What is asked » Find each line containing the string "object" and return it.

Supplied material »
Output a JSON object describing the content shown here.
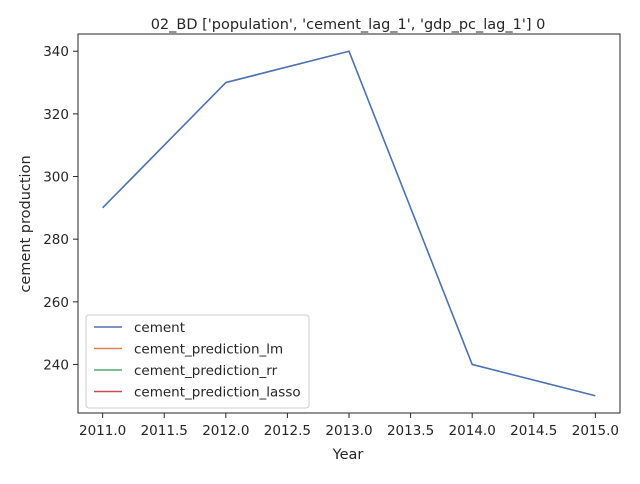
{
  "chart_data": {
    "type": "line",
    "title": "02_BD ['population', 'cement_lag_1', 'gdp_pc_lag_1'] 0",
    "xlabel": "Year",
    "ylabel": "cement production",
    "xlim": [
      2010.8,
      2015.2
    ],
    "ylim": [
      224.5,
      345.5
    ],
    "xticks": [
      2011.0,
      2011.5,
      2012.0,
      2012.5,
      2013.0,
      2013.5,
      2014.0,
      2014.5,
      2015.0
    ],
    "xtick_labels": [
      "2011.0",
      "2011.5",
      "2012.0",
      "2012.5",
      "2013.0",
      "2013.5",
      "2014.0",
      "2014.5",
      "2015.0"
    ],
    "yticks": [
      240,
      260,
      280,
      300,
      320,
      340
    ],
    "ytick_labels": [
      "240",
      "260",
      "280",
      "300",
      "320",
      "340"
    ],
    "grid": false,
    "legend_position": "lower-left",
    "series": [
      {
        "name": "cement",
        "color": "#4c72b0",
        "x": [
          2011,
          2012,
          2013,
          2014,
          2015
        ],
        "y": [
          290,
          330,
          340,
          240,
          230
        ]
      },
      {
        "name": "cement_prediction_lm",
        "color": "#dd8452",
        "x": [],
        "y": []
      },
      {
        "name": "cement_prediction_rr",
        "color": "#55a868",
        "x": [],
        "y": []
      },
      {
        "name": "cement_prediction_lasso",
        "color": "#c44e52",
        "x": [],
        "y": []
      }
    ]
  }
}
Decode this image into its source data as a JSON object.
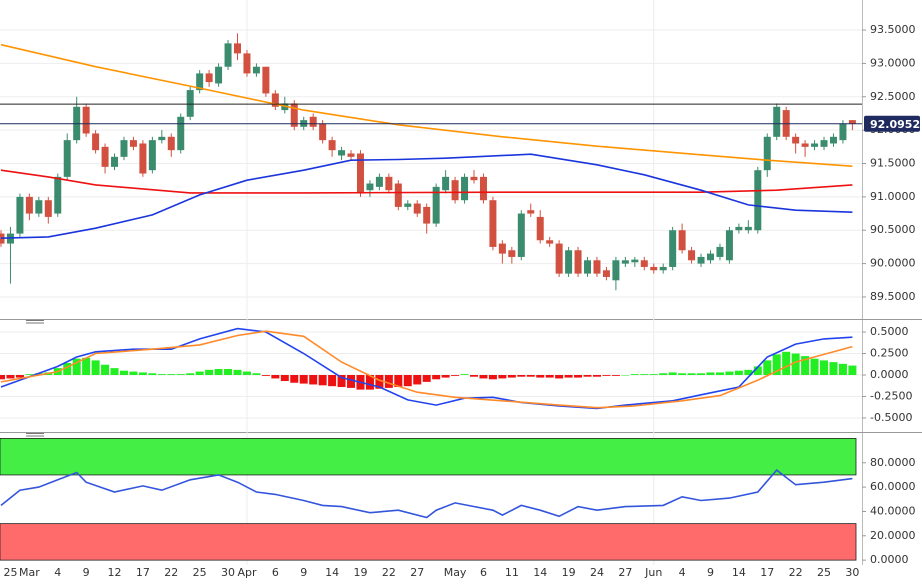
{
  "chart_data": [
    {
      "type": "candlestick",
      "x": [
        "Feb 24",
        "Feb 25",
        "Feb 26",
        "Mar 1",
        "Mar 2",
        "Mar 3",
        "Mar 4",
        "Mar 5",
        "Mar 8",
        "Mar 9",
        "Mar 10",
        "Mar 11",
        "Mar 12",
        "Mar 15",
        "Mar 16",
        "Mar 17",
        "Mar 18",
        "Mar 19",
        "Mar 22",
        "Mar 23",
        "Mar 24",
        "Mar 25",
        "Mar 26",
        "Mar 29",
        "Mar 30",
        "Mar 31",
        "Apr 1",
        "Apr 2",
        "Apr 5",
        "Apr 6",
        "Apr 7",
        "Apr 8",
        "Apr 9",
        "Apr 12",
        "Apr 13",
        "Apr 14",
        "Apr 15",
        "Apr 16",
        "Apr 19",
        "Apr 20",
        "Apr 21",
        "Apr 22",
        "Apr 23",
        "Apr 26",
        "Apr 27",
        "Apr 28",
        "Apr 29",
        "Apr 30",
        "May 3",
        "May 4",
        "May 5",
        "May 6",
        "May 7",
        "May 10",
        "May 11",
        "May 12",
        "May 13",
        "May 14",
        "May 17",
        "May 18",
        "May 19",
        "May 20",
        "May 21",
        "May 24",
        "May 25",
        "May 26",
        "May 27",
        "May 28",
        "May 31",
        "Jun 1",
        "Jun 2",
        "Jun 3",
        "Jun 4",
        "Jun 7",
        "Jun 8",
        "Jun 9",
        "Jun 10",
        "Jun 11",
        "Jun 14",
        "Jun 15",
        "Jun 16",
        "Jun 17",
        "Jun 18",
        "Jun 21",
        "Jun 22",
        "Jun 23",
        "Jun 24",
        "Jun 25",
        "Jun 28",
        "Jun 29",
        "Jun 30"
      ],
      "open": [
        90.45,
        90.3,
        90.45,
        91.0,
        90.75,
        90.95,
        90.75,
        91.3,
        91.85,
        92.35,
        91.95,
        91.75,
        91.45,
        91.6,
        91.85,
        91.8,
        91.4,
        91.85,
        91.9,
        91.7,
        92.2,
        92.6,
        92.85,
        92.7,
        92.95,
        93.3,
        93.15,
        92.85,
        92.95,
        92.55,
        92.3,
        92.4,
        92.05,
        92.2,
        92.1,
        91.85,
        91.62,
        91.65,
        91.65,
        91.1,
        91.15,
        91.3,
        91.2,
        90.85,
        90.9,
        90.85,
        90.6,
        91.1,
        91.25,
        90.95,
        91.3,
        91.3,
        90.95,
        90.3,
        90.2,
        90.1,
        90.8,
        90.7,
        90.35,
        90.3,
        89.85,
        90.2,
        89.85,
        90.05,
        89.9,
        89.75,
        90.0,
        90.02,
        90.05,
        89.95,
        89.9,
        89.95,
        90.5,
        90.2,
        90.0,
        90.05,
        90.1,
        90.05,
        90.5,
        90.5,
        90.5,
        91.4,
        91.9,
        92.3,
        91.9,
        91.8,
        91.75,
        91.75,
        91.8,
        91.85,
        92.15
      ],
      "high": [
        90.5,
        90.55,
        91.05,
        91.05,
        91.0,
        91.0,
        91.35,
        91.95,
        92.5,
        92.4,
        92.0,
        91.8,
        91.65,
        91.9,
        91.9,
        91.85,
        91.9,
        92.0,
        91.95,
        92.25,
        92.65,
        92.9,
        92.9,
        93.0,
        93.35,
        93.45,
        93.2,
        93.0,
        92.95,
        92.6,
        92.5,
        92.45,
        92.2,
        92.25,
        92.15,
        91.9,
        91.75,
        91.7,
        91.7,
        91.25,
        91.35,
        91.35,
        91.25,
        90.95,
        90.95,
        90.9,
        91.2,
        91.4,
        91.3,
        91.35,
        91.4,
        91.35,
        91.0,
        90.35,
        90.25,
        90.8,
        90.9,
        90.8,
        90.4,
        90.35,
        90.25,
        90.25,
        90.1,
        90.1,
        89.95,
        90.1,
        90.1,
        90.1,
        90.1,
        90.0,
        90.0,
        90.55,
        90.6,
        90.25,
        90.15,
        90.2,
        90.3,
        90.55,
        90.6,
        90.65,
        91.45,
        91.95,
        92.4,
        92.35,
        91.95,
        91.85,
        91.85,
        91.9,
        91.95,
        92.15,
        92.15
      ],
      "low": [
        90.25,
        89.7,
        90.4,
        90.65,
        90.7,
        90.6,
        90.7,
        91.25,
        91.8,
        91.9,
        91.65,
        91.35,
        91.4,
        91.55,
        91.7,
        91.3,
        91.35,
        91.8,
        91.6,
        91.65,
        92.15,
        92.55,
        92.65,
        92.65,
        92.9,
        93.05,
        92.8,
        92.8,
        92.5,
        92.3,
        92.25,
        92.0,
        92.0,
        92.0,
        91.8,
        91.6,
        91.55,
        91.55,
        91.0,
        91.0,
        91.1,
        91.05,
        90.8,
        90.8,
        90.7,
        90.45,
        90.55,
        91.05,
        90.9,
        90.9,
        91.2,
        90.9,
        90.2,
        90.0,
        90.0,
        90.05,
        90.7,
        90.3,
        90.25,
        89.8,
        89.8,
        89.8,
        89.8,
        89.8,
        89.75,
        89.6,
        89.95,
        89.95,
        89.9,
        89.85,
        89.85,
        89.9,
        90.15,
        90.0,
        89.95,
        90.0,
        90.05,
        90.0,
        90.45,
        90.45,
        90.45,
        91.3,
        91.85,
        91.85,
        91.65,
        91.6,
        91.7,
        91.7,
        91.75,
        91.8,
        92.0
      ],
      "close": [
        90.3,
        90.45,
        91.0,
        90.75,
        90.95,
        90.7,
        91.3,
        91.85,
        92.35,
        91.95,
        91.7,
        91.45,
        91.6,
        91.85,
        91.75,
        91.35,
        91.85,
        91.9,
        91.7,
        92.2,
        92.6,
        92.85,
        92.72,
        92.95,
        93.3,
        93.15,
        92.85,
        92.95,
        92.55,
        92.35,
        92.4,
        92.05,
        92.15,
        92.05,
        91.85,
        91.7,
        91.7,
        91.6,
        91.05,
        91.2,
        91.3,
        91.1,
        90.85,
        90.9,
        90.75,
        90.6,
        91.15,
        91.3,
        90.95,
        91.3,
        91.25,
        90.95,
        90.25,
        90.15,
        90.1,
        90.75,
        90.75,
        90.35,
        90.3,
        89.85,
        90.2,
        89.85,
        90.05,
        89.85,
        89.8,
        90.05,
        90.05,
        90.06,
        89.95,
        89.9,
        89.95,
        90.5,
        90.2,
        90.05,
        90.1,
        90.15,
        90.25,
        90.5,
        90.55,
        90.55,
        91.4,
        91.9,
        92.35,
        91.9,
        91.8,
        91.75,
        91.8,
        91.85,
        91.9,
        92.1,
        92.0952
      ],
      "up_color": "#3b8c6e",
      "down_color": "#d1503f",
      "series": [
        {
          "color": "#ff9400",
          "x": [
            "Feb 24",
            "Mar 10",
            "Mar 25",
            "Apr 9",
            "Apr 23",
            "May 10",
            "May 24",
            "Jun 8",
            "Jun 17",
            "Jun 30"
          ],
          "values": [
            93.28,
            92.95,
            92.63,
            92.3,
            92.08,
            91.9,
            91.76,
            91.63,
            91.55,
            91.46
          ]
        },
        {
          "color": "#ee1111",
          "x": [
            "Feb 24",
            "Mar 3",
            "Mar 10",
            "Mar 17",
            "Mar 24",
            "Apr 9",
            "May 10",
            "Jun 8",
            "Jun 18",
            "Jun 30"
          ],
          "values": [
            91.4,
            91.3,
            91.18,
            91.12,
            91.06,
            91.06,
            91.07,
            91.07,
            91.1,
            91.18
          ]
        },
        {
          "color": "#1a35dd",
          "x": [
            "Feb 24",
            "Mar 3",
            "Mar 10",
            "Mar 18",
            "Mar 25",
            "Apr 1",
            "Apr 9",
            "Apr 16",
            "Apr 23",
            "Apr 30",
            "May 13",
            "May 24",
            "May 31",
            "Jun 8",
            "Jun 15",
            "Jun 22",
            "Jun 30"
          ],
          "values": [
            90.38,
            90.4,
            90.53,
            90.73,
            91.03,
            91.25,
            91.4,
            91.55,
            91.56,
            91.58,
            91.64,
            91.48,
            91.33,
            91.1,
            90.88,
            90.8,
            90.77
          ]
        }
      ],
      "hline": 92.39,
      "last_price": 92.0952,
      "vlines": [
        "Apr 1",
        "Jun 1"
      ],
      "ylim": [
        89.185,
        93.95
      ],
      "yticks": [
        {
          "value": 89.5,
          "label": "89.5000"
        },
        {
          "value": 90,
          "label": "90.0000"
        },
        {
          "value": 90.5,
          "label": "90.5000"
        },
        {
          "value": 91,
          "label": "91.0000"
        },
        {
          "value": 91.5,
          "label": "91.5000"
        },
        {
          "value": 92,
          "label": "92.0000"
        },
        {
          "value": 92.5,
          "label": "92.5000"
        },
        {
          "value": 93,
          "label": "93.0000"
        },
        {
          "value": 93.5,
          "label": "93.5000"
        }
      ],
      "grid": true
    },
    {
      "type": "macd",
      "histogram": [
        -0.05,
        -0.04,
        -0.03,
        0.01,
        0.02,
        0.03,
        0.08,
        0.14,
        0.19,
        0.2,
        0.17,
        0.12,
        0.08,
        0.05,
        0.04,
        0.03,
        0.02,
        0.01,
        0.01,
        0.01,
        0.02,
        0.04,
        0.06,
        0.07,
        0.07,
        0.06,
        0.04,
        0.02,
        -0.01,
        -0.04,
        -0.07,
        -0.09,
        -0.1,
        -0.11,
        -0.12,
        -0.13,
        -0.14,
        -0.15,
        -0.17,
        -0.17,
        -0.16,
        -0.15,
        -0.14,
        -0.13,
        -0.11,
        -0.08,
        -0.05,
        -0.03,
        -0.01,
        0.01,
        -0.02,
        -0.04,
        -0.05,
        -0.04,
        -0.03,
        -0.02,
        -0.02,
        -0.03,
        -0.03,
        -0.04,
        -0.03,
        -0.03,
        -0.02,
        -0.02,
        -0.01,
        -0.01,
        0.0,
        0.01,
        0.01,
        0.01,
        0.02,
        0.03,
        0.02,
        0.02,
        0.02,
        0.03,
        0.03,
        0.04,
        0.05,
        0.06,
        0.1,
        0.17,
        0.24,
        0.27,
        0.25,
        0.22,
        0.19,
        0.17,
        0.15,
        0.13,
        0.11
      ],
      "up_color": "#22ee22",
      "down_color": "#ee1111",
      "series": [
        {
          "color": "#2244ee",
          "x": [
            "Feb 24",
            "Mar 1",
            "Mar 4",
            "Mar 8",
            "Mar 10",
            "Mar 16",
            "Mar 22",
            "Mar 25",
            "Mar 31",
            "Apr 5",
            "Apr 9",
            "Apr 15",
            "Apr 21",
            "Apr 26",
            "Apr 29",
            "May 4",
            "May 7",
            "May 12",
            "May 18",
            "May 24",
            "May 27",
            "Jun 3",
            "Jun 8",
            "Jun 14",
            "Jun 17",
            "Jun 22",
            "Jun 25",
            "Jun 30"
          ],
          "values": [
            -0.14,
            -0.02,
            0.1,
            0.21,
            0.27,
            0.3,
            0.3,
            0.42,
            0.54,
            0.5,
            0.25,
            -0.03,
            -0.14,
            -0.29,
            -0.35,
            -0.27,
            -0.26,
            -0.32,
            -0.36,
            -0.39,
            -0.35,
            -0.3,
            -0.23,
            -0.14,
            0.21,
            0.36,
            0.42,
            0.44
          ]
        },
        {
          "color": "#ff8a2a",
          "x": [
            "Feb 24",
            "Mar 4",
            "Mar 10",
            "Mar 18",
            "Mar 25",
            "Mar 31",
            "Apr 5",
            "Apr 9",
            "Apr 15",
            "Apr 21",
            "Apr 27",
            "May 3",
            "May 10",
            "May 18",
            "May 24",
            "May 28",
            "Jun 4",
            "Jun 10",
            "Jun 16",
            "Jun 22",
            "Jun 30"
          ],
          "values": [
            -0.08,
            0.04,
            0.25,
            0.3,
            0.35,
            0.46,
            0.51,
            0.45,
            0.15,
            -0.06,
            -0.2,
            -0.26,
            -0.3,
            -0.35,
            -0.38,
            -0.36,
            -0.3,
            -0.24,
            -0.06,
            0.15,
            0.33
          ]
        }
      ],
      "ylim": [
        -0.64,
        0.64
      ],
      "yticks": [
        {
          "value": -0.5,
          "label": "-0.5000"
        },
        {
          "value": -0.25,
          "label": "-0.2500"
        },
        {
          "value": 0,
          "label": "0.0000"
        },
        {
          "value": 0.25,
          "label": "0.2500"
        },
        {
          "value": 0.5,
          "label": "0.5000"
        }
      ],
      "grid": true
    },
    {
      "type": "line",
      "zones": [
        {
          "range": [
            70,
            100
          ],
          "color": "#44ee44"
        },
        {
          "range": [
            0,
            30
          ],
          "color": "#ff6b6b"
        }
      ],
      "series": [
        {
          "color": "#3355dd",
          "x": [
            "Feb 24",
            "Feb 26",
            "Mar 2",
            "Mar 4",
            "Mar 8",
            "Mar 9",
            "Mar 12",
            "Mar 17",
            "Mar 19",
            "Mar 24",
            "Mar 29",
            "Mar 31",
            "Apr 2",
            "Apr 6",
            "Apr 9",
            "Apr 13",
            "Apr 15",
            "Apr 20",
            "Apr 23",
            "Apr 28",
            "Apr 29",
            "May 3",
            "May 7",
            "May 10",
            "May 12",
            "May 14",
            "May 18",
            "May 20",
            "May 24",
            "May 27",
            "Jun 2",
            "Jun 4",
            "Jun 8",
            "Jun 11",
            "Jun 16",
            "Jun 18",
            "Jun 22",
            "Jun 25",
            "Jun 30"
          ],
          "values": [
            45,
            57.5,
            60,
            66,
            72,
            64,
            56,
            61,
            57.5,
            66,
            70,
            64,
            56,
            54,
            49,
            45,
            44,
            39,
            41,
            35,
            41,
            47,
            41,
            37,
            45,
            41,
            36,
            44,
            41,
            44,
            45,
            52,
            49,
            51,
            56,
            74,
            62,
            64,
            67
          ]
        }
      ],
      "ylim": [
        -4,
        102
      ],
      "yticks": [
        {
          "value": 0,
          "label": "0.0000"
        },
        {
          "value": 20,
          "label": "20.0000"
        },
        {
          "value": 40,
          "label": "40.0000"
        },
        {
          "value": 60,
          "label": "60.0000"
        },
        {
          "value": 80,
          "label": "80.0000"
        }
      ],
      "grid": true,
      "xticks": [
        {
          "value": "Feb 25",
          "label": "25"
        },
        {
          "value": "Mar 1",
          "label": "Mar"
        },
        {
          "value": "Mar 4",
          "label": "4"
        },
        {
          "value": "Mar 9",
          "label": "9"
        },
        {
          "value": "Mar 12",
          "label": "12"
        },
        {
          "value": "Mar 17",
          "label": "17"
        },
        {
          "value": "Mar 22",
          "label": "22"
        },
        {
          "value": "Mar 25",
          "label": "25"
        },
        {
          "value": "Mar 30",
          "label": "30"
        },
        {
          "value": "Apr 1",
          "label": "Apr"
        },
        {
          "value": "Apr 6",
          "label": "6"
        },
        {
          "value": "Apr 9",
          "label": "9"
        },
        {
          "value": "Apr 14",
          "label": "14"
        },
        {
          "value": "Apr 19",
          "label": "19"
        },
        {
          "value": "Apr 22",
          "label": "22"
        },
        {
          "value": "Apr 27",
          "label": "27"
        },
        {
          "value": "May 3",
          "label": "May"
        },
        {
          "value": "May 6",
          "label": "6"
        },
        {
          "value": "May 11",
          "label": "11"
        },
        {
          "value": "May 14",
          "label": "14"
        },
        {
          "value": "May 19",
          "label": "19"
        },
        {
          "value": "May 24",
          "label": "24"
        },
        {
          "value": "May 27",
          "label": "27"
        },
        {
          "value": "Jun 1",
          "label": "Jun"
        },
        {
          "value": "Jun 4",
          "label": "4"
        },
        {
          "value": "Jun 9",
          "label": "9"
        },
        {
          "value": "Jun 14",
          "label": "14"
        },
        {
          "value": "Jun 17",
          "label": "17"
        },
        {
          "value": "Jun 22",
          "label": "22"
        },
        {
          "value": "Jun 25",
          "label": "25"
        },
        {
          "value": "Jun 30",
          "label": "30"
        }
      ]
    }
  ]
}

Result of the exercise »
Output a JSON object describing the content shown here.
Decode this image into its source data as a JSON object.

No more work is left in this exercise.